The issue of navel formation was discussed with Dr Hugo Anderson-Whymark, the author’s twin brother, who works as an archaeologist specialising in lithics and flint knapping. He suggested the cone shape is actually akin to a pot-lid fracture, also known as a fire-pop fracture, and more broadly termed a thermal fracture or heat fracture in flint knapping circles. This explanation had its problems as the navels are not randomly distributed over the anterior surface of tektites and the similarity appeared limited. From illustrations and samples personally examined, pot-lid fractures appeared to be simple hemispherical pits and lacked the navel-like feature. Pot-lid fracture initially appeared to be a poor analogue. These types of fractures are probably caused by the mechanical action of steam or ice formation which forces the surfaces apart through expansion.

GIVEN INFORMATION →
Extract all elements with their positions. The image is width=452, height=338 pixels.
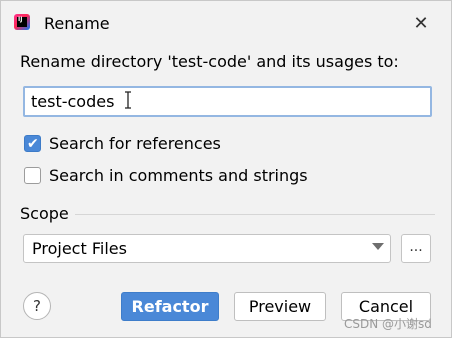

WHAT TO WORK ON →
(A) In the passage on tektite navel formation, what probably causes pot-lid fractures?
(B) Write out the passage on tektite navel formation from "The issue of" up to and including "apart through expansion.".
(C) Write what comes next in the passage on tektite navel formation, picking up after its final sentence.

OUTPUTS BY TASK →
(A) The mechanical action of steam or ice formation, which forces the surfaces apart through expansion.

(B)
The issue of navel formation was discussed with Dr Hugo Anderson-Whymark, the author’s twin brother, who works as an archaeologist specialising in lithics and flint knapping. He suggested the cone shape is actually akin to a pot-lid fracture, also known as a fire-pop fracture, and more broadly termed a thermal fracture or heat fracture in flint knapping circles. This explanation had its problems as the navels are not randomly distributed over the anterior surface of tektites and the similarity appeared limited. From illustrations and samples personally examined, pot-lid fractures appeared to be simple hemispherical pits and lacked the navel-like feature. Pot-lid fracture initially appeared to be a poor analogue. These types of fractures are probably caused by the mechanical action of steam or ice formation which forces the surfaces apart through expansion.

(C)
Subsequently, Dr. Hugo Anderson-Whymark sent me an article by Rose (1860) exhibiting a fine example of this type of fracture. In Rose's (1860) example of pot-lid fracture, see Figure 10.9, one can understand the similarity. Rose referred to the projections in the cupped surface as papillæ (nipple-like) and the surface as mastoid (breast-like). These pot-lid fractures were found in flints used to face walls. They were not found on new walls; only on old walls exposed to weathering and the action of frost. Rose examined even older Roman walls and did not find the mastoid character as well developed as anticipated, leading to the conclusion that more than one process was acting on the surface of the flint to produce the papillæ. On exposing the weathered flint to repeated forcible concussions with a hammer, a cup-like cavity, having a nipple within it, was produced. So, one imagines that this flint, already weakened by weathering processes, when struck, produces Hertzian cones. The flint is then struck further/repeatedly and material is broken off from the exterior of the cone.
FIGURE 10.9: Fragment of flint from Norfolk, England, showing the cup-like cavities and papillæ. a) papillæ fully formed; b) apex of papilla just visible through the flakes. From Rose (1860).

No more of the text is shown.